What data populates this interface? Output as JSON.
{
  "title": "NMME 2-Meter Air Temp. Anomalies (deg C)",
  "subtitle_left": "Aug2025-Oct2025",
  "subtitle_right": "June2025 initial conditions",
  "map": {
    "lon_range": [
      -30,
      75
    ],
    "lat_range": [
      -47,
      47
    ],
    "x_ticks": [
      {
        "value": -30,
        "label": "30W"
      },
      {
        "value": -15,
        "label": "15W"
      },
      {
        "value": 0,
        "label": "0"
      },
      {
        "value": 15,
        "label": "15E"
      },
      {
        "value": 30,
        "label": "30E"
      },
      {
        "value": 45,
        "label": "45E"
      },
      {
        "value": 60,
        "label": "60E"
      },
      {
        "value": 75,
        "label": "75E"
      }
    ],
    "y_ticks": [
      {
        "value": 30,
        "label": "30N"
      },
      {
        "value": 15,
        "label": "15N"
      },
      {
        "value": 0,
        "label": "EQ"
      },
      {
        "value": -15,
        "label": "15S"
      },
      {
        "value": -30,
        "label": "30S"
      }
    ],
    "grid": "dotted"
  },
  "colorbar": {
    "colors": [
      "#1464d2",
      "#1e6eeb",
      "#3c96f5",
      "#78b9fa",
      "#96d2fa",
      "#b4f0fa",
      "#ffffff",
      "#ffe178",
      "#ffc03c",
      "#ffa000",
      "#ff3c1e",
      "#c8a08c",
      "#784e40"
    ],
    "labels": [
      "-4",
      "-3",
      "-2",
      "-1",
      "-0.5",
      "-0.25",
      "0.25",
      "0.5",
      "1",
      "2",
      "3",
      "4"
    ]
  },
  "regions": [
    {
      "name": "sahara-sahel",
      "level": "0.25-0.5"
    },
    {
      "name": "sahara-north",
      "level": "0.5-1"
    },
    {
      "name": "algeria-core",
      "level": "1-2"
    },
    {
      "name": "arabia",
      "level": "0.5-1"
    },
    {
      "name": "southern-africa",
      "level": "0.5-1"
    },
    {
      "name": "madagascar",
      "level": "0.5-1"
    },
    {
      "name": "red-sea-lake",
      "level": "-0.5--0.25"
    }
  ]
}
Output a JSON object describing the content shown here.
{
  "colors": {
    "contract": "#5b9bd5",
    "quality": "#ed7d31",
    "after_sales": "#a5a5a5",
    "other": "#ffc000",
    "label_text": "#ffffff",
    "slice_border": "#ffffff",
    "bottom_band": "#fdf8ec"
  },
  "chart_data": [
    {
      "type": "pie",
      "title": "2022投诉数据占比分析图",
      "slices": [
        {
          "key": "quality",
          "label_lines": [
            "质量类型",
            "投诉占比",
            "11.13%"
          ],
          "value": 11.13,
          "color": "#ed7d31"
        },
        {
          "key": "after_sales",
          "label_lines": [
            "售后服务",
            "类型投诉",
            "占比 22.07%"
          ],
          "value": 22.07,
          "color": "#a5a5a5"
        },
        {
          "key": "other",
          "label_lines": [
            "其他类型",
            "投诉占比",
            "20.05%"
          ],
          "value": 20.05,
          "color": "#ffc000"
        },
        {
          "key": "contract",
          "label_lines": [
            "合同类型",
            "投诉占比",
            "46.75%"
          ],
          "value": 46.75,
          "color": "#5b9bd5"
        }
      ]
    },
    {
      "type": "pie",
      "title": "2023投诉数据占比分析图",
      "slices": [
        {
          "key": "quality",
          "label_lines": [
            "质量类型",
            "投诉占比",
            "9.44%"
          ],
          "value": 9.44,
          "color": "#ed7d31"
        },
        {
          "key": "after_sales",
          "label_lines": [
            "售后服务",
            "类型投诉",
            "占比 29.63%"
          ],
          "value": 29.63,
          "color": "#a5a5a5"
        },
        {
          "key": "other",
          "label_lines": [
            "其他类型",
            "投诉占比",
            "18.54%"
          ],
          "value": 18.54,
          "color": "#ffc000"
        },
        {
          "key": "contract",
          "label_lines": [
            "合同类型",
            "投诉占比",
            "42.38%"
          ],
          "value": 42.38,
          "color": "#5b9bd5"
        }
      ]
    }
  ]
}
• • • • •
◆ Instructions for the task:
Transcribe the whole listing with nothing added or left out.

◆ Task solution:
What data populates this interface? Output as JSON.
{
  "title": "NMME 2-Meter Air Temp. Anomalies (deg C)",
  "subtitle_left": "Aug2025-Oct2025",
  "subtitle_right": "June2025 initial conditions",
  "map": {
    "lon_range": [
      -30,
      75
    ],
    "lat_range": [
      -47,
      47
    ],
    "x_ticks": [
      {
        "value": -30,
        "label": "30W"
      },
      {
        "value": -15,
        "label": "15W"
      },
      {
        "value": 0,
        "label": "0"
      },
      {
        "value": 15,
        "label": "15E"
      },
      {
        "value": 30,
        "label": "30E"
      },
      {
        "value": 45,
        "label": "45E"
      },
      {
        "value": 60,
        "label": "60E"
      },
      {
        "value": 75,
        "label": "75E"
      }
    ],
    "y_ticks": [
      {
        "value": 30,
        "label": "30N"
      },
      {
        "value": 15,
        "label": "15N"
      },
      {
        "value": 0,
        "label": "EQ"
      },
      {
        "value": -15,
        "label": "15S"
      },
      {
        "value": -30,
        "label": "30S"
      }
    ],
    "grid": "dotted"
  },
  "colorbar": {
    "colors": [
      "#1464d2",
      "#1e6eeb",
      "#3c96f5",
      "#78b9fa",
      "#96d2fa",
      "#b4f0fa",
      "#ffffff",
      "#ffe178",
      "#ffc03c",
      "#ffa000",
      "#ff3c1e",
      "#c8a08c",
      "#784e40"
    ],
    "labels": [
      "-4",
      "-3",
      "-2",
      "-1",
      "-0.5",
      "-0.25",
      "0.25",
      "0.5",
      "1",
      "2",
      "3",
      "4"
    ]
  },
  "regions": [
    {
      "name": "sahara-sahel",
      "level": "0.25-0.5"
    },
    {
      "name": "sahara-north",
      "level": "0.5-1"
    },
    {
      "name": "algeria-core",
      "level": "1-2"
    },
    {
      "name": "arabia",
      "level": "0.5-1"
    },
    {
      "name": "southern-africa",
      "level": "0.5-1"
    },
    {
      "name": "madagascar",
      "level": "0.5-1"
    },
    {
      "name": "red-sea-lake",
      "level": "-0.5--0.25"
    }
  ]
}
Output a JSON object describing the content shown here.
{
  "colors": {
    "contract": "#5b9bd5",
    "quality": "#ed7d31",
    "after_sales": "#a5a5a5",
    "other": "#ffc000",
    "label_text": "#ffffff",
    "slice_border": "#ffffff",
    "bottom_band": "#fdf8ec"
  },
  "chart_data": [
    {
      "type": "pie",
      "title": "2022投诉数据占比分析图",
      "slices": [
        {
          "key": "quality",
          "label_lines": [
            "质量类型",
            "投诉占比",
            "11.13%"
          ],
          "value": 11.13,
          "color": "#ed7d31"
        },
        {
          "key": "after_sales",
          "label_lines": [
            "售后服务",
            "类型投诉",
            "占比 22.07%"
          ],
          "value": 22.07,
          "color": "#a5a5a5"
        },
        {
          "key": "other",
          "label_lines": [
            "其他类型",
            "投诉占比",
            "20.05%"
          ],
          "value": 20.05,
          "color": "#ffc000"
        },
        {
          "key": "contract",
          "label_lines": [
            "合同类型",
            "投诉占比",
            "46.75%"
          ],
          "value": 46.75,
          "color": "#5b9bd5"
        }
      ]
    },
    {
      "type": "pie",
      "title": "2023投诉数据占比分析图",
      "slices": [
        {
          "key": "quality",
          "label_lines": [
            "质量类型",
            "投诉占比",
            "9.44%"
          ],
          "value": 9.44,
          "color": "#ed7d31"
        },
        {
          "key": "after_sales",
          "label_lines": [
            "售后服务",
            "类型投诉",
            "占比 29.63%"
          ],
          "value": 29.63,
          "color": "#a5a5a5"
        },
        {
          "key": "other",
          "label_lines": [
            "其他类型",
            "投诉占比",
            "18.54%"
          ],
          "value": 18.54,
          "color": "#ffc000"
        },
        {
          "key": "contract",
          "label_lines": [
            "合同类型",
            "投诉占比",
            "42.38%"
          ],
          "value": 42.38,
          "color": "#5b9bd5"
        }
      ]
    }
  ]
}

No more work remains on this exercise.